● **EXTRACTED INFORMATION**:
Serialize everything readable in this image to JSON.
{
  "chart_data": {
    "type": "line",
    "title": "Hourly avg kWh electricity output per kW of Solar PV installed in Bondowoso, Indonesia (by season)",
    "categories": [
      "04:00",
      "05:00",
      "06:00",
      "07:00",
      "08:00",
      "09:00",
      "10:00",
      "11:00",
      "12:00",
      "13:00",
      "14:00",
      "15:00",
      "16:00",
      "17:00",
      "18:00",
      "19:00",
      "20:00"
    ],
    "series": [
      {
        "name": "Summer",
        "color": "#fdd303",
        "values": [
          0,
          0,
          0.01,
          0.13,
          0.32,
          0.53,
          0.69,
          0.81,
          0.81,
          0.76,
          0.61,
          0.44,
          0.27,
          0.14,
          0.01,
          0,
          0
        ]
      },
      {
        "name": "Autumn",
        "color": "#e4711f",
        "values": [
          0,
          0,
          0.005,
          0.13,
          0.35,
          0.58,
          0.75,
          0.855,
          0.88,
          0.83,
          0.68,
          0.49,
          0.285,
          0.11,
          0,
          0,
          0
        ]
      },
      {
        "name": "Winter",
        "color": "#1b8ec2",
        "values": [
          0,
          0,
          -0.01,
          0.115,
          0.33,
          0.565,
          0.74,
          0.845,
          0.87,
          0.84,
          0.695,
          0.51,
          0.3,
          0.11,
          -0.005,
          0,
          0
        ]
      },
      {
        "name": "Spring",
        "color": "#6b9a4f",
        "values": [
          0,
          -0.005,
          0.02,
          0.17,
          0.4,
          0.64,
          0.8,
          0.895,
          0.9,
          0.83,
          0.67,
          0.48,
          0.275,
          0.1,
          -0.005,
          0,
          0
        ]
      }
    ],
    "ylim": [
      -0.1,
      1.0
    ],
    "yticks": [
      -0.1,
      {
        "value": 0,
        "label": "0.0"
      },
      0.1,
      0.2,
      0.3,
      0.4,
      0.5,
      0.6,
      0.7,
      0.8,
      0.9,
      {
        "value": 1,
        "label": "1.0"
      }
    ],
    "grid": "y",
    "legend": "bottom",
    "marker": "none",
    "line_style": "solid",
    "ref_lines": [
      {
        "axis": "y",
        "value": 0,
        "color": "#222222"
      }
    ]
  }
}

● **EXERCISE DIRECTIONS**: Write out the complete set of records exactly as given.

● **RESULT BELOW**:
Serialize everything readable in this image to JSON.
{
  "chart_data": {
    "type": "line",
    "title": "Hourly avg kWh electricity output per kW of Solar PV installed in Bondowoso, Indonesia (by season)",
    "categories": [
      "04:00",
      "05:00",
      "06:00",
      "07:00",
      "08:00",
      "09:00",
      "10:00",
      "11:00",
      "12:00",
      "13:00",
      "14:00",
      "15:00",
      "16:00",
      "17:00",
      "18:00",
      "19:00",
      "20:00"
    ],
    "series": [
      {
        "name": "Summer",
        "color": "#fdd303",
        "values": [
          0,
          0,
          0.01,
          0.13,
          0.32,
          0.53,
          0.69,
          0.81,
          0.81,
          0.76,
          0.61,
          0.44,
          0.27,
          0.14,
          0.01,
          0,
          0
        ]
      },
      {
        "name": "Autumn",
        "color": "#e4711f",
        "values": [
          0,
          0,
          0.005,
          0.13,
          0.35,
          0.58,
          0.75,
          0.855,
          0.88,
          0.83,
          0.68,
          0.49,
          0.285,
          0.11,
          0,
          0,
          0
        ]
      },
      {
        "name": "Winter",
        "color": "#1b8ec2",
        "values": [
          0,
          0,
          -0.01,
          0.115,
          0.33,
          0.565,
          0.74,
          0.845,
          0.87,
          0.84,
          0.695,
          0.51,
          0.3,
          0.11,
          -0.005,
          0,
          0
        ]
      },
      {
        "name": "Spring",
        "color": "#6b9a4f",
        "values": [
          0,
          -0.005,
          0.02,
          0.17,
          0.4,
          0.64,
          0.8,
          0.895,
          0.9,
          0.83,
          0.67,
          0.48,
          0.275,
          0.1,
          -0.005,
          0,
          0
        ]
      }
    ],
    "ylim": [
      -0.1,
      1.0
    ],
    "yticks": [
      -0.1,
      {
        "value": 0,
        "label": "0.0"
      },
      0.1,
      0.2,
      0.3,
      0.4,
      0.5,
      0.6,
      0.7,
      0.8,
      0.9,
      {
        "value": 1,
        "label": "1.0"
      }
    ],
    "grid": "y",
    "legend": "bottom",
    "marker": "none",
    "line_style": "solid",
    "ref_lines": [
      {
        "axis": "y",
        "value": 0,
        "color": "#222222"
      }
    ]
  }
}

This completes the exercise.